DESCRIPTION OF THE TASK: Show, in full, each line of the data that contains "color".

►

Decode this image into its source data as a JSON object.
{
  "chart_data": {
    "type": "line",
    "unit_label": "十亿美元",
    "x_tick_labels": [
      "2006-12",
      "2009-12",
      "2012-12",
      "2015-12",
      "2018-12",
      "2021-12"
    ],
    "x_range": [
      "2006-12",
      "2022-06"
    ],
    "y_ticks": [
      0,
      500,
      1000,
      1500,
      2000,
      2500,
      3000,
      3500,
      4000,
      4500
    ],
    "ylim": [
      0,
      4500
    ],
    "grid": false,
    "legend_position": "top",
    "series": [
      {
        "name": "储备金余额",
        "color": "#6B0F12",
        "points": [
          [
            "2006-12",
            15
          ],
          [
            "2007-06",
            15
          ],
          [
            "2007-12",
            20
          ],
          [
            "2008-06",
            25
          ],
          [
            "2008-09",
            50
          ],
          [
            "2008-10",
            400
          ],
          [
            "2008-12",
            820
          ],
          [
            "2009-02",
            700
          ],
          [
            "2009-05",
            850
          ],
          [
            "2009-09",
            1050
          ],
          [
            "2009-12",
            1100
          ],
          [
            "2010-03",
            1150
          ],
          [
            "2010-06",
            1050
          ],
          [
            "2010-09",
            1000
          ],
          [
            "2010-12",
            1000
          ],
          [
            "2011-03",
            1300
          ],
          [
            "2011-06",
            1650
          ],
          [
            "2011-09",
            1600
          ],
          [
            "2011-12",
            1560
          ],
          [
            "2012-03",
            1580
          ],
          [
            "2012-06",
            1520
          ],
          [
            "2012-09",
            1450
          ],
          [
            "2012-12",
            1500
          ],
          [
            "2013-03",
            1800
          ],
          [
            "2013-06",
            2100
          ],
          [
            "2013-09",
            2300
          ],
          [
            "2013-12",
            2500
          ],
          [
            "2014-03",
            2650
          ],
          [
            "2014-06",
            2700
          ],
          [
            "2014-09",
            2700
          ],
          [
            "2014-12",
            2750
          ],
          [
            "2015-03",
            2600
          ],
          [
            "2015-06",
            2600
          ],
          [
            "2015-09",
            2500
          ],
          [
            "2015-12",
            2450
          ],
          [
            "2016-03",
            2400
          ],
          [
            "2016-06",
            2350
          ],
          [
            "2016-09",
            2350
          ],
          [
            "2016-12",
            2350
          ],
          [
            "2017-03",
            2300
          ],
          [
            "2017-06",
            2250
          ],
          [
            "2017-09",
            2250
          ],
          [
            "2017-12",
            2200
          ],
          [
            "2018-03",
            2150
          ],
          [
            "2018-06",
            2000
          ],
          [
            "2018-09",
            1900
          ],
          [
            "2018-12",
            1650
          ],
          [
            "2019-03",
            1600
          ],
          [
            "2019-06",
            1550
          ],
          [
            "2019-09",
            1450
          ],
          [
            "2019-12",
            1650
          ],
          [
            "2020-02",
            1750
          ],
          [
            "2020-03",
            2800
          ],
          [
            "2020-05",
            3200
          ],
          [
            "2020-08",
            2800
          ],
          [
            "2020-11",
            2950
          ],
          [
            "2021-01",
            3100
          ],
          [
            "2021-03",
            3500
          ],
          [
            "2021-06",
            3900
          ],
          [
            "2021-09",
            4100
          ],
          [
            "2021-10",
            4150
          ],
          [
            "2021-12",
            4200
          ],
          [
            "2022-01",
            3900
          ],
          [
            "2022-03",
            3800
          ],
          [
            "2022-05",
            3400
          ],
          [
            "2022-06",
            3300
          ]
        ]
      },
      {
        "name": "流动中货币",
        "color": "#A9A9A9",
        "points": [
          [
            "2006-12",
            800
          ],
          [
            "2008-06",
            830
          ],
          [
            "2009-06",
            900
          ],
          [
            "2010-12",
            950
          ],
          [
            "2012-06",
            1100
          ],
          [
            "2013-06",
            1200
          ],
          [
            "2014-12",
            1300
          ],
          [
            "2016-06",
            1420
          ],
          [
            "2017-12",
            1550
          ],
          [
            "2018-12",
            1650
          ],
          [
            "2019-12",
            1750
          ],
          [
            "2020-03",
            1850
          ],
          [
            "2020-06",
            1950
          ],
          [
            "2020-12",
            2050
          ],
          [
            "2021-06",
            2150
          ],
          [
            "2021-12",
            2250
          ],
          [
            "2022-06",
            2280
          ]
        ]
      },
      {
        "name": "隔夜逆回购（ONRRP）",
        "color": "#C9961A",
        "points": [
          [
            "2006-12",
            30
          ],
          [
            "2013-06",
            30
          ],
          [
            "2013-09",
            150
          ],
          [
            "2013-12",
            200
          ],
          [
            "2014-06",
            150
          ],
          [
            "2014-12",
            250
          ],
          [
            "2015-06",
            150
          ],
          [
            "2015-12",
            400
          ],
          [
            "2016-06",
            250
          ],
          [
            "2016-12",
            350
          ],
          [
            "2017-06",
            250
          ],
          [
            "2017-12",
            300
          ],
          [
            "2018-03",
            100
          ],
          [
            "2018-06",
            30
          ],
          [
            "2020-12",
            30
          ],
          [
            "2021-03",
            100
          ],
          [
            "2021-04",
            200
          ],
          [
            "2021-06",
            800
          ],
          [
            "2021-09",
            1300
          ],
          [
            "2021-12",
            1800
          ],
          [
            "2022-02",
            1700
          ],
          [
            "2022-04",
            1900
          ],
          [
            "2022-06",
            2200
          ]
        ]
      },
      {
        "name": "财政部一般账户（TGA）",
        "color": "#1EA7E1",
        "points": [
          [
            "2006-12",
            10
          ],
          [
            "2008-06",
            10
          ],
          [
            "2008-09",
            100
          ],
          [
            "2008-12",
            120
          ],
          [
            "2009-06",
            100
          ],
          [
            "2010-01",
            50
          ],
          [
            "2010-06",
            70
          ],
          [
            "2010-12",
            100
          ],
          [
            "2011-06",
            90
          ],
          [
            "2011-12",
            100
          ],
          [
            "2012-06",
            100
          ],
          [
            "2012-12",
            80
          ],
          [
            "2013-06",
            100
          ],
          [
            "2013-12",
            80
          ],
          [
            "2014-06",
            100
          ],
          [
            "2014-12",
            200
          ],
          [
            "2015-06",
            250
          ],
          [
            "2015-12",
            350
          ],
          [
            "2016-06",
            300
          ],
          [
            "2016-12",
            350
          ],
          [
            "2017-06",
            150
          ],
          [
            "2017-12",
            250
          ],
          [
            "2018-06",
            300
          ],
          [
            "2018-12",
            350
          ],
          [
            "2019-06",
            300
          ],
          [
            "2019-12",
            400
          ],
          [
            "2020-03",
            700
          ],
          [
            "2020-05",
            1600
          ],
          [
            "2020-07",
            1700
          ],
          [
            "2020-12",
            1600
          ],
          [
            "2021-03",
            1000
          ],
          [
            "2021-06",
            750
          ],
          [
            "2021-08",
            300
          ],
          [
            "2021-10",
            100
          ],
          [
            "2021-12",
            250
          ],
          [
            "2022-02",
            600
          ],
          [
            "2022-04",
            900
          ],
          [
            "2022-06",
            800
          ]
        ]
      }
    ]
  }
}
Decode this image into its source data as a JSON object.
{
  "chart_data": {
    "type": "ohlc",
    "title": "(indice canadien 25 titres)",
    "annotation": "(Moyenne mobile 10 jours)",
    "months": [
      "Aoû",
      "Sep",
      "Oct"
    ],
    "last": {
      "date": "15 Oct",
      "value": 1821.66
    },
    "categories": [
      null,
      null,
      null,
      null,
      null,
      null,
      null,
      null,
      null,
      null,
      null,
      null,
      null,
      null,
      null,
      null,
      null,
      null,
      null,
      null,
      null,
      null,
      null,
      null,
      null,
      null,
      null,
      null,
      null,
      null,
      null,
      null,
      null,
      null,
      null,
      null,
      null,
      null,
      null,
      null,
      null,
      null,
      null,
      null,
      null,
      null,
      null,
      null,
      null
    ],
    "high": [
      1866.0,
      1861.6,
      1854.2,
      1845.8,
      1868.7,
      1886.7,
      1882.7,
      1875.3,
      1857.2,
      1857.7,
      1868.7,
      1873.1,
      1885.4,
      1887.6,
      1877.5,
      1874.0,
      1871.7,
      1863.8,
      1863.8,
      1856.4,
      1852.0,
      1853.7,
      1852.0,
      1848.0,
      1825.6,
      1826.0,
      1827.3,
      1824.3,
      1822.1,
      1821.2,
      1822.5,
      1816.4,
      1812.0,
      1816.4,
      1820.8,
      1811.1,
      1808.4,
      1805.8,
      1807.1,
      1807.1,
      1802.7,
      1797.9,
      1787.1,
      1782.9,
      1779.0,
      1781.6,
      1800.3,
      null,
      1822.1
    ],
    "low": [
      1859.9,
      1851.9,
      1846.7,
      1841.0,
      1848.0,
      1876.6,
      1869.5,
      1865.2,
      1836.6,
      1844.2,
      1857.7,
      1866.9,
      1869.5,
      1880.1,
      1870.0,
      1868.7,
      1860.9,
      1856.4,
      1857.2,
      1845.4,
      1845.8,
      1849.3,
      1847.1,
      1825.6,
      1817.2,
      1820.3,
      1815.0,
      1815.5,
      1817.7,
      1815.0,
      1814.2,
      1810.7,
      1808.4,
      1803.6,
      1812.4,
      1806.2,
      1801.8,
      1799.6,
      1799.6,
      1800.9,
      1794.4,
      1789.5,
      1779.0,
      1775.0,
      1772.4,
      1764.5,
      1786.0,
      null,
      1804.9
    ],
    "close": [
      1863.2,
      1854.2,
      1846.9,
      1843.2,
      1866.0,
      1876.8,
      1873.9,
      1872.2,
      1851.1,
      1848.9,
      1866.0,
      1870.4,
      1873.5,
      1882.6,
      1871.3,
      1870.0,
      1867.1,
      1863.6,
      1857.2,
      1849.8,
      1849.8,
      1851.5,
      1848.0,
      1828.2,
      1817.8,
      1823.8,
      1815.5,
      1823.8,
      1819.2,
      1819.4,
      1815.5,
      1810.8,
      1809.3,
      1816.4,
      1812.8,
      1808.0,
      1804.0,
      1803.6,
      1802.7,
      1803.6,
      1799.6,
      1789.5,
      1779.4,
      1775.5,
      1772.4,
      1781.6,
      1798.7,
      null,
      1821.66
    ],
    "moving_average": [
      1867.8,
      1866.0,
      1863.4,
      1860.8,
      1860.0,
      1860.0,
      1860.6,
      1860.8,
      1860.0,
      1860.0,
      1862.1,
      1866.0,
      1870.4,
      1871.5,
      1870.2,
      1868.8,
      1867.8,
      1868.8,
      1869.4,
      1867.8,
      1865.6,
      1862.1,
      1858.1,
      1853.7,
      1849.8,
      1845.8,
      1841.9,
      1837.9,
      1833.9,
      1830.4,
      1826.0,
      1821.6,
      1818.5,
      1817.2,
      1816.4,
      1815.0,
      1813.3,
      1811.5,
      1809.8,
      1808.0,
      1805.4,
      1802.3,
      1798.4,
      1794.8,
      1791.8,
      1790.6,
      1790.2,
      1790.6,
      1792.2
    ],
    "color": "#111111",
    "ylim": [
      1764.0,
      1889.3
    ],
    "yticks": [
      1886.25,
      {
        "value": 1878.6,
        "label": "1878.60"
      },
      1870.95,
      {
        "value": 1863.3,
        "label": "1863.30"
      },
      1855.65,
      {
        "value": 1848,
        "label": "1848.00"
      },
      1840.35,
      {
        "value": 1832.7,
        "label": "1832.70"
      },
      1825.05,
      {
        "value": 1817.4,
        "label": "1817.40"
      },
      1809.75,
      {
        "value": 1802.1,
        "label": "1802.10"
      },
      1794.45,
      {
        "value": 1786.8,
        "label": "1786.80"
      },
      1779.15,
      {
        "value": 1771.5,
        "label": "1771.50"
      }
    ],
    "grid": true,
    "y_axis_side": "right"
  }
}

◄
►

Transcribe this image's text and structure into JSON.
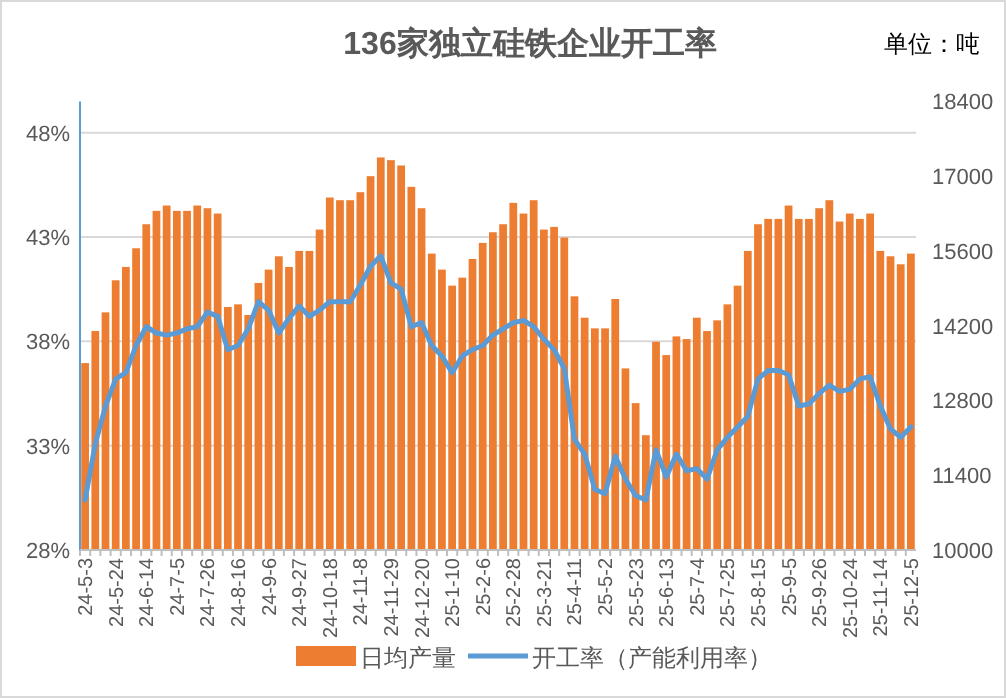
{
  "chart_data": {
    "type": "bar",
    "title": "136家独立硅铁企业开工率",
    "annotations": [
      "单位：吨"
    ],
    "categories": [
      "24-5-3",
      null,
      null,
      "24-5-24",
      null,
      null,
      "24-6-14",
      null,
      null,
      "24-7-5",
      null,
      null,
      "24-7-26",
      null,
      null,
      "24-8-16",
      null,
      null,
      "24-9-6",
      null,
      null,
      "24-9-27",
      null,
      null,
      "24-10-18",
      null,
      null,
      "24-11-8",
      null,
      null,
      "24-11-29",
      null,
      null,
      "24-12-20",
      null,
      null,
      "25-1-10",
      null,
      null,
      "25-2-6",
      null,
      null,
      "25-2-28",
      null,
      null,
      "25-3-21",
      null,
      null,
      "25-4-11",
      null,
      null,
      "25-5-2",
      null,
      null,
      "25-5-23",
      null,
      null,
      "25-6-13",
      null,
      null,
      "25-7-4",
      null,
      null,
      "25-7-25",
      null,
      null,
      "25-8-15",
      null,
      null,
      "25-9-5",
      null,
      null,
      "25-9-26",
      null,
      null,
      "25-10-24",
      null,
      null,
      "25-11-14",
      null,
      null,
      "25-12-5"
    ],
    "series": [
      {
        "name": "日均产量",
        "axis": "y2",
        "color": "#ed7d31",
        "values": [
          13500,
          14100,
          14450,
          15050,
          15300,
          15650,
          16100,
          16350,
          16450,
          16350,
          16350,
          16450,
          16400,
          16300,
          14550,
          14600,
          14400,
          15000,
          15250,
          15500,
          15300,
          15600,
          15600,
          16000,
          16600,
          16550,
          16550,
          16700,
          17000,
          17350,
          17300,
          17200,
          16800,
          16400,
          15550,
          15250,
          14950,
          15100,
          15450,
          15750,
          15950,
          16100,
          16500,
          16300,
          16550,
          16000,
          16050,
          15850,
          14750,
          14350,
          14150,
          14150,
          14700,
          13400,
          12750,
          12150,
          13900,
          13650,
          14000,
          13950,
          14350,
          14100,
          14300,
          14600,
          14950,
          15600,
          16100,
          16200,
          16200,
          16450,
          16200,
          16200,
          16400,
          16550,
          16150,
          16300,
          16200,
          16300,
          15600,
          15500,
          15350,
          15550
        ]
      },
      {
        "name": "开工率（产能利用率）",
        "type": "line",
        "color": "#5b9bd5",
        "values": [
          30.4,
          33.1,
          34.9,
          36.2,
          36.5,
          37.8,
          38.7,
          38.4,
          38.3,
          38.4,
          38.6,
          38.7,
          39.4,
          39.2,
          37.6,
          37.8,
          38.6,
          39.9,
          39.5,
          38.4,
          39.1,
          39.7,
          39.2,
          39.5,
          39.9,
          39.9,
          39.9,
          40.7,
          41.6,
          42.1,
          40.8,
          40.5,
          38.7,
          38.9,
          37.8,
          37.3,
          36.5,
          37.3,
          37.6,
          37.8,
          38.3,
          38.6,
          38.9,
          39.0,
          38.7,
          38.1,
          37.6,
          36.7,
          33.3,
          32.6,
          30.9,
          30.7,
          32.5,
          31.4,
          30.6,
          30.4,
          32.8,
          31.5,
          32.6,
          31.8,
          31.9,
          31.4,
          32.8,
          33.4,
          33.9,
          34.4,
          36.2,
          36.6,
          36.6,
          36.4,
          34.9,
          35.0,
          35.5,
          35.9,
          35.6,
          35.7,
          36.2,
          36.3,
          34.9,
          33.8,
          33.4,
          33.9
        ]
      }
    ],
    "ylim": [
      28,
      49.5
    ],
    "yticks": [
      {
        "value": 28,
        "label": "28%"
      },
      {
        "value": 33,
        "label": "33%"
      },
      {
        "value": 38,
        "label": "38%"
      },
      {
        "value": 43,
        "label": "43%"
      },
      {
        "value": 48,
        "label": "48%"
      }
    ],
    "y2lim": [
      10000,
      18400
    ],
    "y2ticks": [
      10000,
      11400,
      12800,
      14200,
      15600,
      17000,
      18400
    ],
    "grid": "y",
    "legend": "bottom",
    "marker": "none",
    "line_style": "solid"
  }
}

◄

FINAL RESULT:
        "color": "#6B0F12",
        "color": "#A9A9A9",
        "color": "#C9961A",
        "color": "#1EA7E1",
    "color": "#111111",
        "color": "#ed7d31",
        "color": "#5b9bd5",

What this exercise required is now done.